■ **Stored data**
===============

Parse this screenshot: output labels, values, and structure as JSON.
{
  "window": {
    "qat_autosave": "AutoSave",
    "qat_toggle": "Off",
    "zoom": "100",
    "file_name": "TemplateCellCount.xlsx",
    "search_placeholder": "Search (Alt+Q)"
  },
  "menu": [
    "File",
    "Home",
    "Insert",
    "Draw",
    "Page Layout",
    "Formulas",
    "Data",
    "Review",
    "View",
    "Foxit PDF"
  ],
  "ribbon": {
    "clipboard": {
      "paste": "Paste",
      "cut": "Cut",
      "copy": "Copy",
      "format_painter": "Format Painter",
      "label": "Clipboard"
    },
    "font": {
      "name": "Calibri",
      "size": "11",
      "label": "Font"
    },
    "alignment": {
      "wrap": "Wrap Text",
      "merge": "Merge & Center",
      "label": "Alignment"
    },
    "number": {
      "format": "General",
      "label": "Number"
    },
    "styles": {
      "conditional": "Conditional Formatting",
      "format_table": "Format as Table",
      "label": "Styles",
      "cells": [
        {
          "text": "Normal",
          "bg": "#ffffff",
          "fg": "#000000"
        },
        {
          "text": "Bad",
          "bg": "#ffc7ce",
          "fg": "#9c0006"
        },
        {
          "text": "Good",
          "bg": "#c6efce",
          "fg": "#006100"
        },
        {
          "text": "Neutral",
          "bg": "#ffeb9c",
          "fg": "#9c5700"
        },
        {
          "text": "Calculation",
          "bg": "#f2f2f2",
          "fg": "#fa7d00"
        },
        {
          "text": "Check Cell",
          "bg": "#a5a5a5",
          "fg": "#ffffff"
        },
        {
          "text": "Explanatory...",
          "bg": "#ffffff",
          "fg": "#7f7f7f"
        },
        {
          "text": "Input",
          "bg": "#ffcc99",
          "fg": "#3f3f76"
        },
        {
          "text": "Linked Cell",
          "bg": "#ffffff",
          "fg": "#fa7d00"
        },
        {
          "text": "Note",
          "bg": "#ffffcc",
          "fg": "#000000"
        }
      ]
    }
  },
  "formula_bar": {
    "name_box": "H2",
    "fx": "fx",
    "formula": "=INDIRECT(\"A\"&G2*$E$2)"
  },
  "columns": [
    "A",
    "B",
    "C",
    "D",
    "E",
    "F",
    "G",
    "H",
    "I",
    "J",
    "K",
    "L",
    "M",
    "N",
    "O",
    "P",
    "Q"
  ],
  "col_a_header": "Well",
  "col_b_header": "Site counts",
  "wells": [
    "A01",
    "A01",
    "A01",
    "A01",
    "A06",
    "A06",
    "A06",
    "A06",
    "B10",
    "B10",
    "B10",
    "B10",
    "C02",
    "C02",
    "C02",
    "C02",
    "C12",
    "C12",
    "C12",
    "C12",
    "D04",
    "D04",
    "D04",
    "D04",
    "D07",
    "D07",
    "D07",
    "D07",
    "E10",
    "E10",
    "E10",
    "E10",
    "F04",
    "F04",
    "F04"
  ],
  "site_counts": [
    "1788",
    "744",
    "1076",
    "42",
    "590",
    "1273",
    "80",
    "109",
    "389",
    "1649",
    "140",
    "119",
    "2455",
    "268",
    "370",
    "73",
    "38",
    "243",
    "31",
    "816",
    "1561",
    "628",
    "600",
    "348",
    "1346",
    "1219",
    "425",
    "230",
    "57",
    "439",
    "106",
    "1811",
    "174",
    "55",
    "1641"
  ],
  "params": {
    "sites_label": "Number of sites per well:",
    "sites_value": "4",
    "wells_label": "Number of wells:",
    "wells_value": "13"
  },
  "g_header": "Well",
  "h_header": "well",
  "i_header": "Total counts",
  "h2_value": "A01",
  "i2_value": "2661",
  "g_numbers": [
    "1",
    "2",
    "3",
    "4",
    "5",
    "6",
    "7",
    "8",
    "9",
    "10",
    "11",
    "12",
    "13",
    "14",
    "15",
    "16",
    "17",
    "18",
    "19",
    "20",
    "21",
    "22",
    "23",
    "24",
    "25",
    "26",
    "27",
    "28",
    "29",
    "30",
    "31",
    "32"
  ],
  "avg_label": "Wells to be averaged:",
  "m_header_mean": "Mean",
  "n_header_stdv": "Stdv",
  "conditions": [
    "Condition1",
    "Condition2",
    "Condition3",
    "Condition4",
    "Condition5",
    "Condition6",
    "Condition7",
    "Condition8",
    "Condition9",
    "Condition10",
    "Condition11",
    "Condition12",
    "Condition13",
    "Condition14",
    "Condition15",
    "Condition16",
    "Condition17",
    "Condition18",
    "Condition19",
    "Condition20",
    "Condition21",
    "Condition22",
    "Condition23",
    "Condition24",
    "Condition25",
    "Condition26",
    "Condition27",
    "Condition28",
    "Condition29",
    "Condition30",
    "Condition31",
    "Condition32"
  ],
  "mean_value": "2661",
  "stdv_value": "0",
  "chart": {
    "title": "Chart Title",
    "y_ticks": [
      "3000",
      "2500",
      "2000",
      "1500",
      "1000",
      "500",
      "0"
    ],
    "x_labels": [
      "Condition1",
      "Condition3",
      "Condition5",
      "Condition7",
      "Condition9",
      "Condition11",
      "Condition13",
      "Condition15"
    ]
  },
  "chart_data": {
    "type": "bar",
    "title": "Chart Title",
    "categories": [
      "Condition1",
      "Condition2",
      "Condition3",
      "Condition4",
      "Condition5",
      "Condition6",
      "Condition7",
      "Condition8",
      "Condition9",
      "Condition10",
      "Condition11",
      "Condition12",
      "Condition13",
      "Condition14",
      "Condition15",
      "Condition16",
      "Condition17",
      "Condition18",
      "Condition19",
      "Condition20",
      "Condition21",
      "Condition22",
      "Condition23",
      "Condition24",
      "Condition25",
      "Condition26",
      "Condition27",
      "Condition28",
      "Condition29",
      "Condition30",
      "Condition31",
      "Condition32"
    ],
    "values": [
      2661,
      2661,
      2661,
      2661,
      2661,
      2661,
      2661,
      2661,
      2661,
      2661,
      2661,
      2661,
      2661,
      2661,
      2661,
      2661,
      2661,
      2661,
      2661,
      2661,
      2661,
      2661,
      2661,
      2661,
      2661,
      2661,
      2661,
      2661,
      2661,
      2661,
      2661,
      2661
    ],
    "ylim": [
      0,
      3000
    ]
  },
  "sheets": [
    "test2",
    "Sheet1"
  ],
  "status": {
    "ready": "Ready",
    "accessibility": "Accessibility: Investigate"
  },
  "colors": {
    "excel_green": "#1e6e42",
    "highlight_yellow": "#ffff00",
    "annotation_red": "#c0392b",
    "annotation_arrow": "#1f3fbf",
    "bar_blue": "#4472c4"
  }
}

===============

■ **PROMPT**
Write out every entry exactly as given.

■ **ANSWER TO THE EXERCISE**
Parse this screenshot: output labels, values, and structure as JSON.
{
  "window": {
    "qat_autosave": "AutoSave",
    "qat_toggle": "Off",
    "zoom": "100",
    "file_name": "TemplateCellCount.xlsx",
    "search_placeholder": "Search (Alt+Q)"
  },
  "menu": [
    "File",
    "Home",
    "Insert",
    "Draw",
    "Page Layout",
    "Formulas",
    "Data",
    "Review",
    "View",
    "Foxit PDF"
  ],
  "ribbon": {
    "clipboard": {
      "paste": "Paste",
      "cut": "Cut",
      "copy": "Copy",
      "format_painter": "Format Painter",
      "label": "Clipboard"
    },
    "font": {
      "name": "Calibri",
      "size": "11",
      "label": "Font"
    },
    "alignment": {
      "wrap": "Wrap Text",
      "merge": "Merge & Center",
      "label": "Alignment"
    },
    "number": {
      "format": "General",
      "label": "Number"
    },
    "styles": {
      "conditional": "Conditional Formatting",
      "format_table": "Format as Table",
      "label": "Styles",
      "cells": [
        {
          "text": "Normal",
          "bg": "#ffffff",
          "fg": "#000000"
        },
        {
          "text": "Bad",
          "bg": "#ffc7ce",
          "fg": "#9c0006"
        },
        {
          "text": "Good",
          "bg": "#c6efce",
          "fg": "#006100"
        },
        {
          "text": "Neutral",
          "bg": "#ffeb9c",
          "fg": "#9c5700"
        },
        {
          "text": "Calculation",
          "bg": "#f2f2f2",
          "fg": "#fa7d00"
        },
        {
          "text": "Check Cell",
          "bg": "#a5a5a5",
          "fg": "#ffffff"
        },
        {
          "text": "Explanatory...",
          "bg": "#ffffff",
          "fg": "#7f7f7f"
        },
        {
          "text": "Input",
          "bg": "#ffcc99",
          "fg": "#3f3f76"
        },
        {
          "text": "Linked Cell",
          "bg": "#ffffff",
          "fg": "#fa7d00"
        },
        {
          "text": "Note",
          "bg": "#ffffcc",
          "fg": "#000000"
        }
      ]
    }
  },
  "formula_bar": {
    "name_box": "H2",
    "fx": "fx",
    "formula": "=INDIRECT(\"A\"&G2*$E$2)"
  },
  "columns": [
    "A",
    "B",
    "C",
    "D",
    "E",
    "F",
    "G",
    "H",
    "I",
    "J",
    "K",
    "L",
    "M",
    "N",
    "O",
    "P",
    "Q"
  ],
  "col_a_header": "Well",
  "col_b_header": "Site counts",
  "wells": [
    "A01",
    "A01",
    "A01",
    "A01",
    "A06",
    "A06",
    "A06",
    "A06",
    "B10",
    "B10",
    "B10",
    "B10",
    "C02",
    "C02",
    "C02",
    "C02",
    "C12",
    "C12",
    "C12",
    "C12",
    "D04",
    "D04",
    "D04",
    "D04",
    "D07",
    "D07",
    "D07",
    "D07",
    "E10",
    "E10",
    "E10",
    "E10",
    "F04",
    "F04",
    "F04"
  ],
  "site_counts": [
    "1788",
    "744",
    "1076",
    "42",
    "590",
    "1273",
    "80",
    "109",
    "389",
    "1649",
    "140",
    "119",
    "2455",
    "268",
    "370",
    "73",
    "38",
    "243",
    "31",
    "816",
    "1561",
    "628",
    "600",
    "348",
    "1346",
    "1219",
    "425",
    "230",
    "57",
    "439",
    "106",
    "1811",
    "174",
    "55",
    "1641"
  ],
  "params": {
    "sites_label": "Number of sites per well:",
    "sites_value": "4",
    "wells_label": "Number of wells:",
    "wells_value": "13"
  },
  "g_header": "Well",
  "h_header": "well",
  "i_header": "Total counts",
  "h2_value": "A01",
  "i2_value": "2661",
  "g_numbers": [
    "1",
    "2",
    "3",
    "4",
    "5",
    "6",
    "7",
    "8",
    "9",
    "10",
    "11",
    "12",
    "13",
    "14",
    "15",
    "16",
    "17",
    "18",
    "19",
    "20",
    "21",
    "22",
    "23",
    "24",
    "25",
    "26",
    "27",
    "28",
    "29",
    "30",
    "31",
    "32"
  ],
  "avg_label": "Wells to be averaged:",
  "m_header_mean": "Mean",
  "n_header_stdv": "Stdv",
  "conditions": [
    "Condition1",
    "Condition2",
    "Condition3",
    "Condition4",
    "Condition5",
    "Condition6",
    "Condition7",
    "Condition8",
    "Condition9",
    "Condition10",
    "Condition11",
    "Condition12",
    "Condition13",
    "Condition14",
    "Condition15",
    "Condition16",
    "Condition17",
    "Condition18",
    "Condition19",
    "Condition20",
    "Condition21",
    "Condition22",
    "Condition23",
    "Condition24",
    "Condition25",
    "Condition26",
    "Condition27",
    "Condition28",
    "Condition29",
    "Condition30",
    "Condition31",
    "Condition32"
  ],
  "mean_value": "2661",
  "stdv_value": "0",
  "chart": {
    "title": "Chart Title",
    "y_ticks": [
      "3000",
      "2500",
      "2000",
      "1500",
      "1000",
      "500",
      "0"
    ],
    "x_labels": [
      "Condition1",
      "Condition3",
      "Condition5",
      "Condition7",
      "Condition9",
      "Condition11",
      "Condition13",
      "Condition15"
    ]
  },
  "chart_data": {
    "type": "bar",
    "title": "Chart Title",
    "categories": [
      "Condition1",
      "Condition2",
      "Condition3",
      "Condition4",
      "Condition5",
      "Condition6",
      "Condition7",
      "Condition8",
      "Condition9",
      "Condition10",
      "Condition11",
      "Condition12",
      "Condition13",
      "Condition14",
      "Condition15",
      "Condition16",
      "Condition17",
      "Condition18",
      "Condition19",
      "Condition20",
      "Condition21",
      "Condition22",
      "Condition23",
      "Condition24",
      "Condition25",
      "Condition26",
      "Condition27",
      "Condition28",
      "Condition29",
      "Condition30",
      "Condition31",
      "Condition32"
    ],
    "values": [
      2661,
      2661,
      2661,
      2661,
      2661,
      2661,
      2661,
      2661,
      2661,
      2661,
      2661,
      2661,
      2661,
      2661,
      2661,
      2661,
      2661,
      2661,
      2661,
      2661,
      2661,
      2661,
      2661,
      2661,
      2661,
      2661,
      2661,
      2661,
      2661,
      2661,
      2661,
      2661
    ],
    "ylim": [
      0,
      3000
    ]
  },
  "sheets": [
    "test2",
    "Sheet1"
  ],
  "status": {
    "ready": "Ready",
    "accessibility": "Accessibility: Investigate"
  },
  "colors": {
    "excel_green": "#1e6e42",
    "highlight_yellow": "#ffff00",
    "annotation_red": "#c0392b",
    "annotation_arrow": "#1f3fbf",
    "bar_blue": "#4472c4"
  }
}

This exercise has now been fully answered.